Collected data:
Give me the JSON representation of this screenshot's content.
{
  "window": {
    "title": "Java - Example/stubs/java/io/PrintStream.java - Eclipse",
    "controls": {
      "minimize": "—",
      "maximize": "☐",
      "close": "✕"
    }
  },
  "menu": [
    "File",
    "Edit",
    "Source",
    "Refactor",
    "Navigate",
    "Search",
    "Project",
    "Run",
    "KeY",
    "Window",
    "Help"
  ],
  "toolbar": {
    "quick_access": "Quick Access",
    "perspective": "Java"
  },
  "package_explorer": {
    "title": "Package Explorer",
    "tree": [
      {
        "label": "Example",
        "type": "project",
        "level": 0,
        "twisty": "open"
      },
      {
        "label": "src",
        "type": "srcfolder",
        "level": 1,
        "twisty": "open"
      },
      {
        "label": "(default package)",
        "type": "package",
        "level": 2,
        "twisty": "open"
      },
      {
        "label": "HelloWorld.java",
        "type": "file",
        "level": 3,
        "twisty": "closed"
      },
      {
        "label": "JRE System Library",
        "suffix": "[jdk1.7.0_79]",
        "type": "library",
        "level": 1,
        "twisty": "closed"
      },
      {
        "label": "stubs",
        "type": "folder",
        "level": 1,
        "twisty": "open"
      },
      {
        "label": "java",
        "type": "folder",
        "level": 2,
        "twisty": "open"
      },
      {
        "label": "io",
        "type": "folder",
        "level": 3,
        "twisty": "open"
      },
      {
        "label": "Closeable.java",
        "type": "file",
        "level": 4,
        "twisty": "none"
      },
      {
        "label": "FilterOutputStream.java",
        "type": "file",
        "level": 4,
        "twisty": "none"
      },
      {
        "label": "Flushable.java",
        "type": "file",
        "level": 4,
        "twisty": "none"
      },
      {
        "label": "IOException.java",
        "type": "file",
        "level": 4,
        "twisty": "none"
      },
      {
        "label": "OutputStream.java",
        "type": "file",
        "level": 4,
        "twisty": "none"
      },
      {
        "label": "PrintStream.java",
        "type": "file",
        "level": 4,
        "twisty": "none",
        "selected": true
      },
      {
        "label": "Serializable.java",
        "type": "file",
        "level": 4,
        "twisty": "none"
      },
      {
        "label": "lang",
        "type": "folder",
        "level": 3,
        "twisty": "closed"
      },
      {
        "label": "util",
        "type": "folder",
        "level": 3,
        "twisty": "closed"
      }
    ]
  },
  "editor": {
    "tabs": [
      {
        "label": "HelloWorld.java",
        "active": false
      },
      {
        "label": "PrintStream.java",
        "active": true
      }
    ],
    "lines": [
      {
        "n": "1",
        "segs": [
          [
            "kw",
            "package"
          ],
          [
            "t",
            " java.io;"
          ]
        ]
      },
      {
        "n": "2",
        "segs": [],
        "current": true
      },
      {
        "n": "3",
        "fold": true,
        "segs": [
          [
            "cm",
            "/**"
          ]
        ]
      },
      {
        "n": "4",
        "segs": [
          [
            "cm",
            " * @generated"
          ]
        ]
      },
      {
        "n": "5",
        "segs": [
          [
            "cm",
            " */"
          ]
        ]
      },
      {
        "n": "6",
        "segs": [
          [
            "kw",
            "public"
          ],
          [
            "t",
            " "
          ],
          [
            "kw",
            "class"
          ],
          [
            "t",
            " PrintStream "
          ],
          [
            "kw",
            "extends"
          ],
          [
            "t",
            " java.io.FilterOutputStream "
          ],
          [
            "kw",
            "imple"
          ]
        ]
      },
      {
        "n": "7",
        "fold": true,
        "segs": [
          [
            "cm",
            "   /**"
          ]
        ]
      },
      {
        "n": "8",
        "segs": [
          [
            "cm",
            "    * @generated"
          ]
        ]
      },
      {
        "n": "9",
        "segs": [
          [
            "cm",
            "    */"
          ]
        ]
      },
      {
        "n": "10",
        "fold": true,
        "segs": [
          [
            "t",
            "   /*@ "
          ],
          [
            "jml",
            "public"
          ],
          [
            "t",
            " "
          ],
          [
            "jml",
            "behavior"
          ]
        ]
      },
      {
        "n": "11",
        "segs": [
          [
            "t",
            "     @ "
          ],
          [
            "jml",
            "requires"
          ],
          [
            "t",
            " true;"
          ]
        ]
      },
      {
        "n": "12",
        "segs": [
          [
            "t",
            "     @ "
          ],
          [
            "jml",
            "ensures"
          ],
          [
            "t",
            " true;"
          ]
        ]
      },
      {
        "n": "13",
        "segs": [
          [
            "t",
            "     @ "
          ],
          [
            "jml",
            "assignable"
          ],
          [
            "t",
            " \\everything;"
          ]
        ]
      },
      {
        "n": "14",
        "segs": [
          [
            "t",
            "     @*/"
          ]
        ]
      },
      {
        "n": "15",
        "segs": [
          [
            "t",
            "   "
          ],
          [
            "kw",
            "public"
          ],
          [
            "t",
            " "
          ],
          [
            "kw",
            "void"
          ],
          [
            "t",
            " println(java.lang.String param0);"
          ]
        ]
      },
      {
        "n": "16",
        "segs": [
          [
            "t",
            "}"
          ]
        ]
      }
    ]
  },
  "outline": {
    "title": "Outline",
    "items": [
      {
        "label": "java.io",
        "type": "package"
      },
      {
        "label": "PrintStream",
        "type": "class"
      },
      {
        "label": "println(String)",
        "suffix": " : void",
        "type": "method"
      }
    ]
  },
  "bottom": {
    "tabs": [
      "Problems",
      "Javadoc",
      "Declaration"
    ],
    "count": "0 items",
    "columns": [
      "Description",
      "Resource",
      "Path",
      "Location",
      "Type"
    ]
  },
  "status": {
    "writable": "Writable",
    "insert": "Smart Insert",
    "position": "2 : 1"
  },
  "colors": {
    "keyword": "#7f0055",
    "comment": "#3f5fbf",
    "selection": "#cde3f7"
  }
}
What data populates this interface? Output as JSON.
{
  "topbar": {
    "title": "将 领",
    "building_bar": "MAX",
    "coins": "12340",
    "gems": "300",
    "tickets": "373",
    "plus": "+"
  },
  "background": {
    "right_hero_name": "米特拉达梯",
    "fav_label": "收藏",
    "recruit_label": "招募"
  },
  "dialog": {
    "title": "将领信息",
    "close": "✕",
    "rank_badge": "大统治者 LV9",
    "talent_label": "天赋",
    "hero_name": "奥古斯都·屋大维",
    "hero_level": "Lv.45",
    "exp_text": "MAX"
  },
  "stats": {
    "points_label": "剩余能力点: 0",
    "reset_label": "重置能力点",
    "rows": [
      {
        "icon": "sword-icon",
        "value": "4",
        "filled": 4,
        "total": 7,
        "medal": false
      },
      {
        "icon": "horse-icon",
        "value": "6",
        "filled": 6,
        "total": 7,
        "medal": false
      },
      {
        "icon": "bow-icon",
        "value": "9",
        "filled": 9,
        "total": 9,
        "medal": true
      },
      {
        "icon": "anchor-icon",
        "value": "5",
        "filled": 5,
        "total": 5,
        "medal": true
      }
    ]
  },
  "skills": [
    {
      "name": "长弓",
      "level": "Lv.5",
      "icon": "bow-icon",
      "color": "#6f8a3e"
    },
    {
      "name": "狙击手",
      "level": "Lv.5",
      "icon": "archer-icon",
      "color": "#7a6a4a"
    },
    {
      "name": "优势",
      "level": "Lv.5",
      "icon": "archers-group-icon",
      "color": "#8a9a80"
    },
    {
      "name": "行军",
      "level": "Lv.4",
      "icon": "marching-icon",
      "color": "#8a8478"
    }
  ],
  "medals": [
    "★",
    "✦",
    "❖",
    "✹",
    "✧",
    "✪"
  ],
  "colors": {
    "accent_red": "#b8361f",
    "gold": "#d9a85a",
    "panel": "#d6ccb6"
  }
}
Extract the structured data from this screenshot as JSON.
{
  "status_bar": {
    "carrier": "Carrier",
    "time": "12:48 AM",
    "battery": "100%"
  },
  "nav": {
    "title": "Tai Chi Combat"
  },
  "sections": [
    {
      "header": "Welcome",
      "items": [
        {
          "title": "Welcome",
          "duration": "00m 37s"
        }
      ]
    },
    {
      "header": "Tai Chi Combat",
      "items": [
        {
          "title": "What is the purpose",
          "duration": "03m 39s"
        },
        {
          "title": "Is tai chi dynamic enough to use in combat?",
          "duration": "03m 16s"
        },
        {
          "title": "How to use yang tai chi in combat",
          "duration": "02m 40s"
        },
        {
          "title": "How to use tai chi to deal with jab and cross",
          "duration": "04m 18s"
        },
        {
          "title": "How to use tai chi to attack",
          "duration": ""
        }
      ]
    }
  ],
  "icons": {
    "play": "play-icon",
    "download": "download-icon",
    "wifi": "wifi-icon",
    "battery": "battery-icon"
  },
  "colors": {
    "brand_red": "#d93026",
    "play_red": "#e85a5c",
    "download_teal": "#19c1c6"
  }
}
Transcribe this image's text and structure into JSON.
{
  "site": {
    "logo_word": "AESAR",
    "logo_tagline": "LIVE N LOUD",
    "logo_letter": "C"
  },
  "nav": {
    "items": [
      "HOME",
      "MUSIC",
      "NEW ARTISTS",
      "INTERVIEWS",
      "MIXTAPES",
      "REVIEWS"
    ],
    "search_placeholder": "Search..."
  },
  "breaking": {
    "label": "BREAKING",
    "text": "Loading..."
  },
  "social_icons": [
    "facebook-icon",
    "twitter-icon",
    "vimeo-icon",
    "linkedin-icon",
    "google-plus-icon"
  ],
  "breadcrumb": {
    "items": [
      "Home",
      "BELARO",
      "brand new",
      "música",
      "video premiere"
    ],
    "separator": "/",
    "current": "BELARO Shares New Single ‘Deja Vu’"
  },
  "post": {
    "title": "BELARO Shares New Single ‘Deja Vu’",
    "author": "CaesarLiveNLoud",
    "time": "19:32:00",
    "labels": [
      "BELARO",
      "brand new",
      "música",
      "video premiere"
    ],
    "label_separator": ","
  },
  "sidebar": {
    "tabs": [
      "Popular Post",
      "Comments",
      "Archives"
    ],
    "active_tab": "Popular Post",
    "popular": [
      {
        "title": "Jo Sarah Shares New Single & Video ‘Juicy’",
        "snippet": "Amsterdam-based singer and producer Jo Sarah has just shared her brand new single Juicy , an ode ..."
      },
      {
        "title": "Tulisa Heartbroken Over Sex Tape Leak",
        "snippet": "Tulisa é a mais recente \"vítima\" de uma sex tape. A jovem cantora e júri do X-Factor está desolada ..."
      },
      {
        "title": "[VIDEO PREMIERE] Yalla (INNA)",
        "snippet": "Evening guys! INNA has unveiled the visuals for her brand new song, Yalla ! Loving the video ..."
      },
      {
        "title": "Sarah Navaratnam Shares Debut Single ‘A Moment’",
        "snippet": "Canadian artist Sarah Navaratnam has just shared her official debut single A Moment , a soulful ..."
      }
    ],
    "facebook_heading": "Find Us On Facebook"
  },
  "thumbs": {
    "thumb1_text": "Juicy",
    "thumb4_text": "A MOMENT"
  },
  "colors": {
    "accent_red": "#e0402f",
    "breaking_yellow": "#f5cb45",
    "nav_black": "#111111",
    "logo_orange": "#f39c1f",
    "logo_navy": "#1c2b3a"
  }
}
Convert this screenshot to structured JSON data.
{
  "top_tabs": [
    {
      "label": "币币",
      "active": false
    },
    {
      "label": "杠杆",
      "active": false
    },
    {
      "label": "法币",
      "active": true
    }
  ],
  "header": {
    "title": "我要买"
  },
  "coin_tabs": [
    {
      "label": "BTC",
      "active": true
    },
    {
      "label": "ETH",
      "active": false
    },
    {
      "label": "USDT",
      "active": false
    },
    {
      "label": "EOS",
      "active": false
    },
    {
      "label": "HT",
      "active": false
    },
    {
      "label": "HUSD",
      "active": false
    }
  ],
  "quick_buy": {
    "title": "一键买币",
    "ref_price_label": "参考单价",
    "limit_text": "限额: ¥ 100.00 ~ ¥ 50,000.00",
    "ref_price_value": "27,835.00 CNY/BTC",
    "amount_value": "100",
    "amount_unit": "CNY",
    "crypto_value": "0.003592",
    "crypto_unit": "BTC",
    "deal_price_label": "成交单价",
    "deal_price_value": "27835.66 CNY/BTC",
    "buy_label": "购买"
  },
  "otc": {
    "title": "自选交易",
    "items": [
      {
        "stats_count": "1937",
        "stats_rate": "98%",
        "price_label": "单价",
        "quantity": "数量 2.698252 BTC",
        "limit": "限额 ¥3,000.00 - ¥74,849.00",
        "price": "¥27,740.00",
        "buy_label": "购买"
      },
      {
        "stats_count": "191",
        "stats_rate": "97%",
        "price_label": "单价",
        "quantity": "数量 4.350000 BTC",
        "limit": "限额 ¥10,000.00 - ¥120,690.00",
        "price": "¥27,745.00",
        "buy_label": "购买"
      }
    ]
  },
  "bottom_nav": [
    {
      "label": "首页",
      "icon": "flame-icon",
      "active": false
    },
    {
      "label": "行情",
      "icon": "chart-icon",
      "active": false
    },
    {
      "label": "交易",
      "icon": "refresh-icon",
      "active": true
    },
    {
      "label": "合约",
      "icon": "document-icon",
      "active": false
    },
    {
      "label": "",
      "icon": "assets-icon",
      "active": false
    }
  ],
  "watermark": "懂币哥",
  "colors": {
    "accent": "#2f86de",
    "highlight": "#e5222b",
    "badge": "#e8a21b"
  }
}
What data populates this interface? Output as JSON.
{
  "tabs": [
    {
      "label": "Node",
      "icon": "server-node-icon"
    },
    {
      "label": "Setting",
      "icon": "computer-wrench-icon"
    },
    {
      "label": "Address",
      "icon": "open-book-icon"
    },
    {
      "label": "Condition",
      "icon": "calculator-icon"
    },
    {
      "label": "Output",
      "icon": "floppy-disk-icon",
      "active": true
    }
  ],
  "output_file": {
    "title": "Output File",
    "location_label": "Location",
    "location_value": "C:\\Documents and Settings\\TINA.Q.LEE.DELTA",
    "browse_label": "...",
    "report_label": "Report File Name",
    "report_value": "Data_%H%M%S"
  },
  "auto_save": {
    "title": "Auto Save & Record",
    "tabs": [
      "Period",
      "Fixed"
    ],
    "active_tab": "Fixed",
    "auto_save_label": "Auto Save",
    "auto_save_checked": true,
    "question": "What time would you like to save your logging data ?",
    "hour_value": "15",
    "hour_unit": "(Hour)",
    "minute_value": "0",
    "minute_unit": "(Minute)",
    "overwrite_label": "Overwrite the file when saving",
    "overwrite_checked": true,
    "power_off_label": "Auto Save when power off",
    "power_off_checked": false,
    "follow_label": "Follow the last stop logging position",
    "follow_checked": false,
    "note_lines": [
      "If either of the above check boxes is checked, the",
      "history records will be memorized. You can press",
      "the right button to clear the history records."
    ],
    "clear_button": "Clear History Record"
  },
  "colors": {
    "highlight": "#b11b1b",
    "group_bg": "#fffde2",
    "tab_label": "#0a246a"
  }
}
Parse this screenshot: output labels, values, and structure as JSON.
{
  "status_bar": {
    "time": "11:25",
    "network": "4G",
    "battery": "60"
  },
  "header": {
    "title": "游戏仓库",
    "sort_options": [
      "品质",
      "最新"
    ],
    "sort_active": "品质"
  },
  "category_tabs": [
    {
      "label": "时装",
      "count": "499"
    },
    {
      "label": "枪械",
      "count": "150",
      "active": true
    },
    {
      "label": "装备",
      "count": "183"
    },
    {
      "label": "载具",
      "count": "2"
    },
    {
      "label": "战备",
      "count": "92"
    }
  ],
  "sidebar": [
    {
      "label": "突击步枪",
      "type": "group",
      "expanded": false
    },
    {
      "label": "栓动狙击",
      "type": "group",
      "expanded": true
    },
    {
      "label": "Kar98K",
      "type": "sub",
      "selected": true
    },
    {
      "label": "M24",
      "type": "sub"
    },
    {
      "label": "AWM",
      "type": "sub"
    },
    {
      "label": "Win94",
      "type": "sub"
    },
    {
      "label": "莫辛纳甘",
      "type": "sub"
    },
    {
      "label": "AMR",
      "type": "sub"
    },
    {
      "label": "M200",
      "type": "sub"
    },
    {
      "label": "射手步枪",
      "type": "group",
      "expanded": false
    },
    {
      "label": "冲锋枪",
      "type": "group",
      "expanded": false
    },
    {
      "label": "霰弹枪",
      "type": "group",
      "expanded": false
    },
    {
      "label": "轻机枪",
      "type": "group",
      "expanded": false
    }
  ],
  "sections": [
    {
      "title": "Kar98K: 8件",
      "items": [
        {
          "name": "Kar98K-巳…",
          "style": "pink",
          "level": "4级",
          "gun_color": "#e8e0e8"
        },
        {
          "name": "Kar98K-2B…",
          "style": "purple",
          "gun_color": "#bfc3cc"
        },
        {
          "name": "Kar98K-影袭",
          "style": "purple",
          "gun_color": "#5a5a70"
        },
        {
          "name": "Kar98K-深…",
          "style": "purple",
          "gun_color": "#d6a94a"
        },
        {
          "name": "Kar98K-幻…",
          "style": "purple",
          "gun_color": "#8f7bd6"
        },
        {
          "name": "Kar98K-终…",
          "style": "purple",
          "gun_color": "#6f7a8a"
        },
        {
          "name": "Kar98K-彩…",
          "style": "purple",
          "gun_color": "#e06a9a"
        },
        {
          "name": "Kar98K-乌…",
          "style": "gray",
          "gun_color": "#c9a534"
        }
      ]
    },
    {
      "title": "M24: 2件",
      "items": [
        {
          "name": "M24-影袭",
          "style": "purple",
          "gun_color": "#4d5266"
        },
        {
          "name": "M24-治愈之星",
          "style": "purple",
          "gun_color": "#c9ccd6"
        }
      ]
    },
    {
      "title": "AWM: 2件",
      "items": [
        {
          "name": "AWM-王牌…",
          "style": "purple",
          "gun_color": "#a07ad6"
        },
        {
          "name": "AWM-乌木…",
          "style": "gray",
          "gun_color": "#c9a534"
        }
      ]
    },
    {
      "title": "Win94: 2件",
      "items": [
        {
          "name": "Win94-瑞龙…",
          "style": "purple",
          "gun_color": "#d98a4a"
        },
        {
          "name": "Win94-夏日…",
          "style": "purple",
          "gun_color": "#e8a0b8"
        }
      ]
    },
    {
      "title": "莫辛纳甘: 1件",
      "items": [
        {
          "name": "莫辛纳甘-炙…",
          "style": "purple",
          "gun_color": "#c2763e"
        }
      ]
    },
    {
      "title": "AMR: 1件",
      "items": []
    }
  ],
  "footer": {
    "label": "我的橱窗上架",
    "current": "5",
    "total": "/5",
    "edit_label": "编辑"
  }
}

EXERCISE INSTRUCTIONS
Report only how many lines in the entries contain "Sarah".

RIGHT ANSWER
4